Stored records
+---+
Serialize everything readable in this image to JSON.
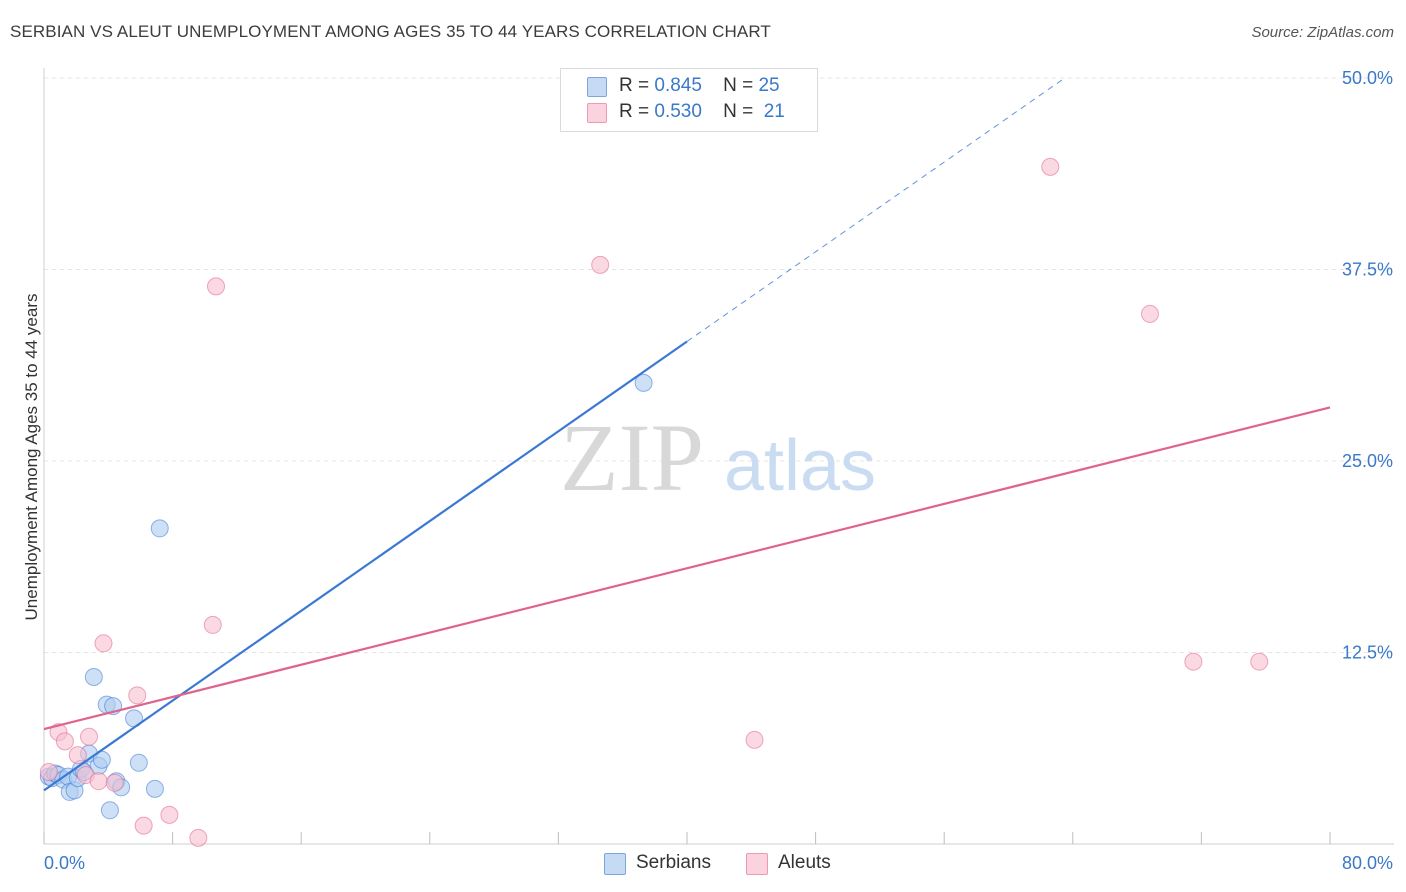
{
  "header": {
    "title": "SERBIAN VS ALEUT UNEMPLOYMENT AMONG AGES 35 TO 44 YEARS CORRELATION CHART",
    "source": "Source: ZipAtlas.com"
  },
  "legend": {
    "rows": [
      {
        "r_label": "R =",
        "r_value": "0.845",
        "n_label": "N =",
        "n_value": "25",
        "color": "#aecbf0"
      },
      {
        "r_label": "R =",
        "r_value": "0.530",
        "n_label": "N =",
        "n_value": "21",
        "color": "#f7bfd0"
      }
    ]
  },
  "bottom_legend": {
    "items": [
      {
        "label": "Serbians",
        "color": "#aecbf0"
      },
      {
        "label": "Aleuts",
        "color": "#f7bfd0"
      }
    ]
  },
  "watermark": {
    "zip": "ZIP",
    "atlas": "atlas"
  },
  "chart_data": {
    "type": "scatter",
    "title": "SERBIAN VS ALEUT UNEMPLOYMENT AMONG AGES 35 TO 44 YEARS CORRELATION CHART",
    "xlabel": "",
    "ylabel": "Unemployment Among Ages 35 to 44 years",
    "xlim": [
      0,
      80
    ],
    "ylim": [
      0,
      50
    ],
    "x_tick_labels": [
      "0.0%",
      "80.0%"
    ],
    "y_tick_labels": [
      "12.5%",
      "25.0%",
      "37.5%",
      "50.0%"
    ],
    "y_ticks": [
      12.5,
      25.0,
      37.5,
      50.0
    ],
    "grid": true,
    "legend_position": "top-center",
    "series": [
      {
        "name": "Serbians",
        "color": "#3a78d4",
        "fill": "#aecbf0",
        "r": 0.845,
        "n": 25,
        "points": [
          [
            0.3,
            4.4
          ],
          [
            0.5,
            4.3
          ],
          [
            0.7,
            4.6
          ],
          [
            0.9,
            4.5
          ],
          [
            1.2,
            4.2
          ],
          [
            1.5,
            4.4
          ],
          [
            1.6,
            3.4
          ],
          [
            1.9,
            3.5
          ],
          [
            2.1,
            4.3
          ],
          [
            2.3,
            4.9
          ],
          [
            2.5,
            4.7
          ],
          [
            2.8,
            5.9
          ],
          [
            3.1,
            10.9
          ],
          [
            3.4,
            5.1
          ],
          [
            3.6,
            5.5
          ],
          [
            3.9,
            9.1
          ],
          [
            4.1,
            2.2
          ],
          [
            4.3,
            9.0
          ],
          [
            4.5,
            4.1
          ],
          [
            4.8,
            3.7
          ],
          [
            5.6,
            8.2
          ],
          [
            5.9,
            5.3
          ],
          [
            6.9,
            3.6
          ],
          [
            7.2,
            20.6
          ],
          [
            37.3,
            30.1
          ]
        ],
        "trend": {
          "x0": 0,
          "y0": 3.5,
          "x1": 40,
          "y1": 32.8,
          "x_ext": 63.5,
          "y_ext": 50.0
        }
      },
      {
        "name": "Aleuts",
        "color": "#e0628f",
        "fill": "#f7bfd0",
        "r": 0.53,
        "n": 21,
        "points": [
          [
            0.3,
            4.7
          ],
          [
            0.9,
            7.3
          ],
          [
            1.3,
            6.7
          ],
          [
            2.1,
            5.8
          ],
          [
            2.6,
            4.5
          ],
          [
            2.8,
            7.0
          ],
          [
            3.4,
            4.1
          ],
          [
            3.7,
            13.1
          ],
          [
            4.4,
            4.0
          ],
          [
            5.8,
            9.7
          ],
          [
            6.2,
            1.2
          ],
          [
            7.8,
            1.9
          ],
          [
            9.6,
            0.4
          ],
          [
            10.5,
            14.3
          ],
          [
            10.7,
            36.4
          ],
          [
            34.6,
            37.8
          ],
          [
            44.2,
            6.8
          ],
          [
            62.6,
            44.2
          ],
          [
            68.8,
            34.6
          ],
          [
            71.5,
            11.9
          ],
          [
            75.6,
            11.9
          ]
        ],
        "trend": {
          "x0": 0,
          "y0": 7.5,
          "x1": 80,
          "y1": 28.5
        }
      }
    ]
  }
}
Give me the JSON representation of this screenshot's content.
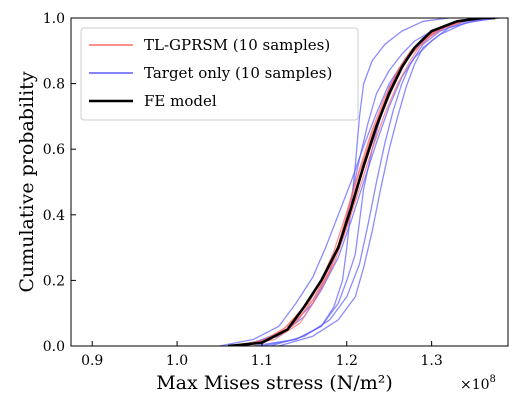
{
  "chart_data": {
    "type": "line",
    "xlabel": "Max Mises stress (N/m²)",
    "ylabel": "Cumulative probability",
    "x_multiplier_label": "×10",
    "x_multiplier_exponent": "8",
    "xlim": [
      0.875,
      1.39
    ],
    "ylim": [
      0.0,
      1.0
    ],
    "x_ticks": [
      0.9,
      1.0,
      1.1,
      1.2,
      1.3
    ],
    "x_tick_labels": [
      "0.9",
      "1.0",
      "1.1",
      "1.2",
      "1.3"
    ],
    "y_ticks": [
      0.0,
      0.2,
      0.4,
      0.6,
      0.8,
      1.0
    ],
    "y_tick_labels": [
      "0.0",
      "0.2",
      "0.4",
      "0.6",
      "0.8",
      "1.0"
    ],
    "legend_position": "top-left",
    "legend": [
      {
        "label": "TL-GPRSM (10 samples)",
        "color": "#ff6b6b"
      },
      {
        "label": "Target only (10 samples)",
        "color": "#5b5bff"
      },
      {
        "label": "FE model",
        "color": "#000000"
      }
    ],
    "series": [
      {
        "name": "FE model",
        "group": "fe",
        "color": "#000000",
        "x": [
          1.06,
          1.1,
          1.13,
          1.15,
          1.17,
          1.19,
          1.205,
          1.22,
          1.235,
          1.25,
          1.265,
          1.28,
          1.3,
          1.33,
          1.36,
          1.375
        ],
        "y": [
          0.0,
          0.01,
          0.05,
          0.12,
          0.2,
          0.3,
          0.42,
          0.55,
          0.67,
          0.77,
          0.85,
          0.91,
          0.96,
          0.99,
          1.0,
          1.0
        ]
      },
      {
        "group": "tl",
        "color": "#ff6b6b",
        "x": [
          1.07,
          1.11,
          1.14,
          1.16,
          1.18,
          1.195,
          1.21,
          1.225,
          1.24,
          1.255,
          1.27,
          1.285,
          1.31,
          1.34,
          1.37
        ],
        "y": [
          0.0,
          0.02,
          0.07,
          0.14,
          0.24,
          0.34,
          0.46,
          0.58,
          0.7,
          0.79,
          0.87,
          0.92,
          0.97,
          0.995,
          1.0
        ]
      },
      {
        "group": "tl",
        "color": "#ff6b6b",
        "x": [
          1.06,
          1.1,
          1.13,
          1.155,
          1.175,
          1.19,
          1.2,
          1.215,
          1.23,
          1.245,
          1.26,
          1.28,
          1.305,
          1.335,
          1.365
        ],
        "y": [
          0.0,
          0.015,
          0.06,
          0.13,
          0.22,
          0.31,
          0.4,
          0.53,
          0.65,
          0.75,
          0.84,
          0.9,
          0.96,
          0.99,
          1.0
        ]
      },
      {
        "group": "tl",
        "color": "#ff6b6b",
        "x": [
          1.08,
          1.115,
          1.145,
          1.165,
          1.185,
          1.2,
          1.215,
          1.23,
          1.245,
          1.26,
          1.275,
          1.29,
          1.315,
          1.345,
          1.375
        ],
        "y": [
          0.0,
          0.02,
          0.07,
          0.15,
          0.25,
          0.36,
          0.48,
          0.6,
          0.71,
          0.8,
          0.87,
          0.93,
          0.97,
          0.995,
          1.0
        ]
      },
      {
        "group": "tl",
        "color": "#ff6b6b",
        "x": [
          1.07,
          1.105,
          1.135,
          1.16,
          1.18,
          1.195,
          1.21,
          1.22,
          1.235,
          1.25,
          1.265,
          1.28,
          1.3,
          1.33,
          1.36
        ],
        "y": [
          0.0,
          0.02,
          0.06,
          0.14,
          0.23,
          0.33,
          0.45,
          0.56,
          0.68,
          0.78,
          0.86,
          0.91,
          0.96,
          0.99,
          1.0
        ]
      },
      {
        "group": "tl",
        "color": "#ff6b6b",
        "x": [
          1.065,
          1.1,
          1.125,
          1.15,
          1.17,
          1.185,
          1.2,
          1.215,
          1.23,
          1.245,
          1.26,
          1.275,
          1.3,
          1.33,
          1.365
        ],
        "y": [
          0.0,
          0.01,
          0.05,
          0.12,
          0.2,
          0.29,
          0.41,
          0.54,
          0.66,
          0.76,
          0.84,
          0.9,
          0.955,
          0.99,
          1.0
        ]
      },
      {
        "group": "target",
        "color": "#5b5bff",
        "x": [
          1.08,
          1.13,
          1.16,
          1.18,
          1.195,
          1.205,
          1.215,
          1.225,
          1.235,
          1.25,
          1.265,
          1.28,
          1.3,
          1.33,
          1.36
        ],
        "y": [
          0.0,
          0.05,
          0.13,
          0.23,
          0.34,
          0.45,
          0.57,
          0.68,
          0.77,
          0.84,
          0.89,
          0.93,
          0.96,
          0.99,
          1.0
        ]
      },
      {
        "group": "target",
        "color": "#5b5bff",
        "x": [
          1.1,
          1.14,
          1.17,
          1.19,
          1.2,
          1.21,
          1.215,
          1.22,
          1.23,
          1.24,
          1.25,
          1.27,
          1.29,
          1.32,
          1.35
        ],
        "y": [
          0.0,
          0.02,
          0.06,
          0.13,
          0.2,
          0.28,
          0.38,
          0.48,
          0.6,
          0.7,
          0.79,
          0.88,
          0.94,
          0.98,
          1.0
        ]
      },
      {
        "group": "target",
        "color": "#5b5bff",
        "x": [
          1.05,
          1.09,
          1.12,
          1.14,
          1.16,
          1.175,
          1.19,
          1.205,
          1.22,
          1.235,
          1.25,
          1.27,
          1.3,
          1.33,
          1.365
        ],
        "y": [
          0.0,
          0.02,
          0.06,
          0.13,
          0.21,
          0.3,
          0.4,
          0.5,
          0.61,
          0.71,
          0.8,
          0.88,
          0.95,
          0.99,
          1.0
        ]
      },
      {
        "group": "target",
        "color": "#5b5bff",
        "x": [
          1.11,
          1.15,
          1.18,
          1.2,
          1.215,
          1.225,
          1.235,
          1.245,
          1.255,
          1.265,
          1.275,
          1.29,
          1.31,
          1.34,
          1.37
        ],
        "y": [
          0.0,
          0.03,
          0.08,
          0.15,
          0.25,
          0.37,
          0.5,
          0.62,
          0.72,
          0.8,
          0.86,
          0.92,
          0.96,
          0.99,
          1.0
        ]
      },
      {
        "group": "target",
        "color": "#5b5bff",
        "x": [
          1.09,
          1.14,
          1.17,
          1.185,
          1.195,
          1.2,
          1.205,
          1.21,
          1.215,
          1.22,
          1.23,
          1.245,
          1.265,
          1.29,
          1.32
        ],
        "y": [
          0.0,
          0.02,
          0.06,
          0.12,
          0.2,
          0.3,
          0.42,
          0.55,
          0.7,
          0.8,
          0.87,
          0.92,
          0.96,
          0.99,
          1.0
        ]
      },
      {
        "group": "target",
        "color": "#5b5bff",
        "x": [
          1.12,
          1.16,
          1.19,
          1.21,
          1.22,
          1.23,
          1.24,
          1.25,
          1.26,
          1.27,
          1.28,
          1.29,
          1.31,
          1.34,
          1.375
        ],
        "y": [
          0.0,
          0.03,
          0.08,
          0.15,
          0.24,
          0.35,
          0.48,
          0.6,
          0.7,
          0.79,
          0.86,
          0.91,
          0.95,
          0.985,
          1.0
        ]
      },
      {
        "group": "target",
        "color": "#5b5bff",
        "x": [
          1.07,
          1.12,
          1.15,
          1.17,
          1.19,
          1.205,
          1.22,
          1.235,
          1.25,
          1.265,
          1.28,
          1.3,
          1.32,
          1.35,
          1.38
        ],
        "y": [
          0.0,
          0.03,
          0.09,
          0.17,
          0.27,
          0.38,
          0.5,
          0.62,
          0.73,
          0.82,
          0.88,
          0.93,
          0.97,
          0.99,
          1.0
        ]
      }
    ]
  }
}
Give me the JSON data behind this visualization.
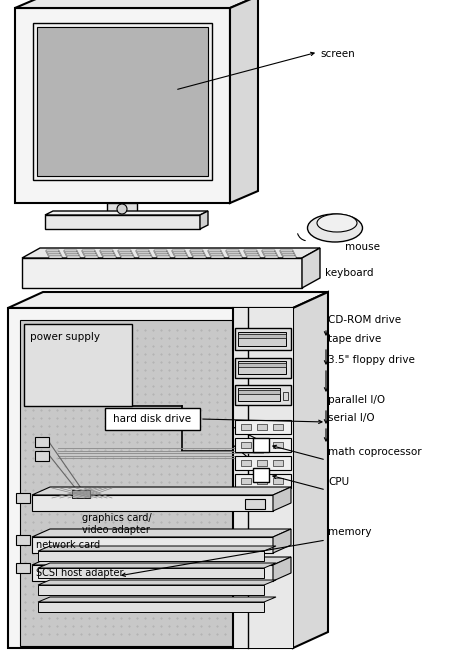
{
  "bg_color": "#ffffff",
  "lc": "#000000",
  "lgray": "#d8d8d8",
  "mgray": "#b4b4b4",
  "dgray": "#888888",
  "dotgray": "#c8c8c8",
  "white": "#ffffff",
  "labels": {
    "screen": "screen",
    "mouse": "mouse",
    "keyboard": "keyboard",
    "power_supply": "power supply",
    "hard_disk": "hard disk drive",
    "graphics_card": "graphics card/\nvideo adapter",
    "network_card": "network card",
    "scsi": "SCSI host adapter",
    "cd_rom": "CD-ROM drive",
    "tape_drive": "tape drive",
    "floppy": "3.5\" floppy drive",
    "parallel_io": "parallel I/O",
    "serial_io": "serial I/O",
    "math_co": "math coprocessor",
    "cpu": "CPU",
    "memory": "memory"
  },
  "fs": 7.5
}
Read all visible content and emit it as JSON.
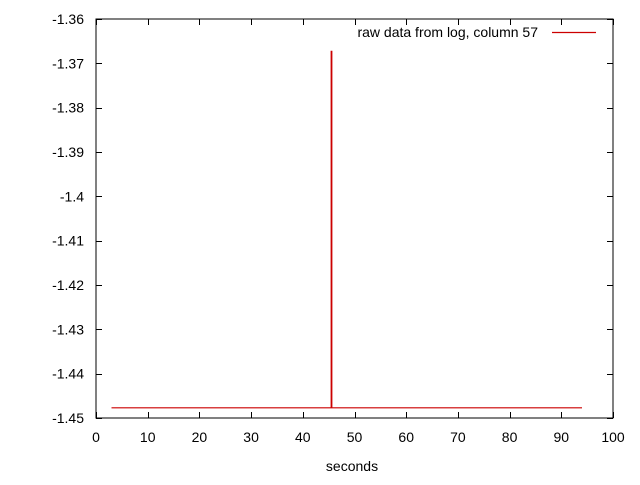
{
  "chart_data": {
    "type": "line",
    "title": "",
    "xlabel": "seconds",
    "ylabel": "",
    "xlim": [
      0,
      100
    ],
    "ylim": [
      -1.45,
      -1.36
    ],
    "xticks": [
      0,
      10,
      20,
      30,
      40,
      50,
      60,
      70,
      80,
      90,
      100
    ],
    "xtick_labels": [
      "0",
      "10",
      "20",
      "30",
      "40",
      "50",
      "60",
      "70",
      "80",
      "90",
      "100"
    ],
    "yticks": [
      -1.36,
      -1.37,
      -1.38,
      -1.39,
      -1.4,
      -1.41,
      -1.42,
      -1.43,
      -1.44,
      -1.45
    ],
    "ytick_labels": [
      "-1.36",
      "-1.37",
      "-1.38",
      "-1.39",
      "-1.4",
      "-1.41",
      "-1.42",
      "-1.43",
      "-1.44",
      "-1.45"
    ],
    "grid": false,
    "legend_position": "top-right",
    "series": [
      {
        "name": "raw data from log, column 57",
        "color": "#cc0000",
        "x": [
          3.0,
          45.5,
          45.5,
          45.6,
          45.6,
          94.0
        ],
        "y": [
          -1.4477,
          -1.4477,
          -1.3673,
          -1.3673,
          -1.4477,
          -1.4477
        ]
      }
    ]
  }
}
+---+
→ **Given exercise**
Please write out the material from the line containing "Read all visible content and emit it as JSON." to its final line, both inclusive, exactly as it appears; pictures are not part of the copy.

→ **Expected output**
Read all visible content and emit it as JSON.
{
  "chart_data": {
    "type": "line",
    "title": "",
    "xlabel": "seconds",
    "ylabel": "",
    "xlim": [
      0,
      100
    ],
    "ylim": [
      -1.45,
      -1.36
    ],
    "xticks": [
      0,
      10,
      20,
      30,
      40,
      50,
      60,
      70,
      80,
      90,
      100
    ],
    "xtick_labels": [
      "0",
      "10",
      "20",
      "30",
      "40",
      "50",
      "60",
      "70",
      "80",
      "90",
      "100"
    ],
    "yticks": [
      -1.36,
      -1.37,
      -1.38,
      -1.39,
      -1.4,
      -1.41,
      -1.42,
      -1.43,
      -1.44,
      -1.45
    ],
    "ytick_labels": [
      "-1.36",
      "-1.37",
      "-1.38",
      "-1.39",
      "-1.4",
      "-1.41",
      "-1.42",
      "-1.43",
      "-1.44",
      "-1.45"
    ],
    "grid": false,
    "legend_position": "top-right",
    "series": [
      {
        "name": "raw data from log, column 57",
        "color": "#cc0000",
        "x": [
          3.0,
          45.5,
          45.5,
          45.6,
          45.6,
          94.0
        ],
        "y": [
          -1.4477,
          -1.4477,
          -1.3673,
          -1.3673,
          -1.4477,
          -1.4477
        ]
      }
    ]
  }
}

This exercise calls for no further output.